- _Aim of the task_
Line by line, please look for the word "ohne" in the following records, then copy each line you find it in.

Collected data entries

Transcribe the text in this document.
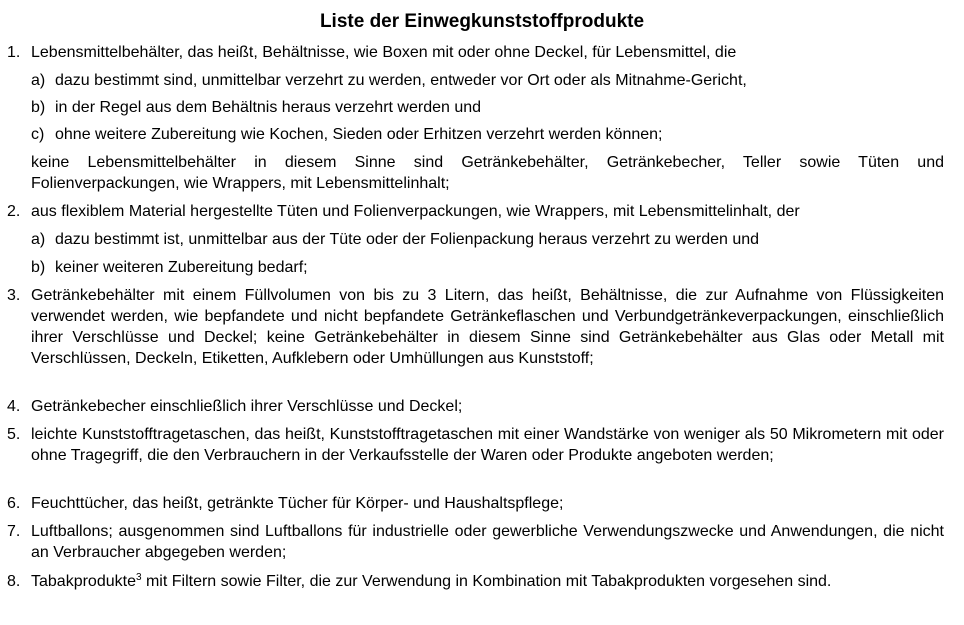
Liste der Einwegkunststoffprodukte
1. Lebensmittelbehälter, das heißt, Behältnisse, wie Boxen mit oder ohne Deckel, für Lebensmittel, die

a) dazu bestimmt sind, unmittelbar verzehrt zu werden, entweder vor Ort oder als Mitnahme-Gericht,
b) in der Regel aus dem Behältnis heraus verzehrt werden und
c) ohne weitere Zubereitung wie Kochen, Sieden oder Erhitzen verzehrt werden können;

keine Lebensmittelbehälter in diesem Sinne sind Getränkebehälter, Getränkebecher, Teller sowie Tüten und Folienverpackungen, wie Wrappers, mit Lebensmittelinhalt;

2. aus flexiblem Material hergestellte Tüten und Folienverpackungen, wie Wrappers, mit Lebensmittelinhalt, der

a) dazu bestimmt ist, unmittelbar aus der Tüte oder der Folienpackung heraus verzehrt zu werden und
b) keiner weiteren Zubereitung bedarf;
3. Getränkebehälter mit einem Füllvolumen von bis zu 3 Litern, das heißt, Behältnisse, die zur Aufnahme von Flüssigkeiten verwendet werden, wie bepfandete und nicht bepfandete Getränkeflaschen und Verbundgetränkeverpackungen, einschließlich ihrer Verschlüsse und Deckel; keine Getränkebehälter in diesem Sinne sind Getränkebehälter aus Glas oder Metall mit Verschlüssen, Deckeln, Etiketten, Aufklebern oder Umhüllungen aus Kunststoff;

4. Getränkebecher einschließlich ihrer Verschlüsse und Deckel;

5. leichte Kunststofftragetaschen, das heißt, Kunststofftragetaschen mit einer Wandstärke von weniger als 50 Mikrometern mit oder ohne Tragegriff, die den Verbrauchern in der Verkaufsstelle der Waren oder Produkte angeboten werden;

6. Feuchttücher, das heißt, getränkte Tücher für Körper- und Haushaltspflege;

7. Luftballons; ausgenommen sind Luftballons für industrielle oder gewerbliche Verwendungszwecke und Anwendungen, die nicht an Verbraucher abgegeben werden;

8. Tabakprodukte$^3$ mit Filtern sowie Filter, die zur Verwendung in Kombination mit Tabakprodukten vorgesehen sind.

- _Result below_
1. Lebensmittelbehälter, das heißt, Behältnisse, wie Boxen mit oder ohne Deckel, für Lebensmittel, die
c) ohne weitere Zubereitung wie Kochen, Sieden oder Erhitzen verzehrt werden können;
5. leichte Kunststofftragetaschen, das heißt, Kunststofftragetaschen mit einer Wandstärke von weniger als 50 Mikrometern mit oder ohne Tragegriff, die den Verbrauchern in der Verkaufsstelle der Waren oder Produkte angeboten werden;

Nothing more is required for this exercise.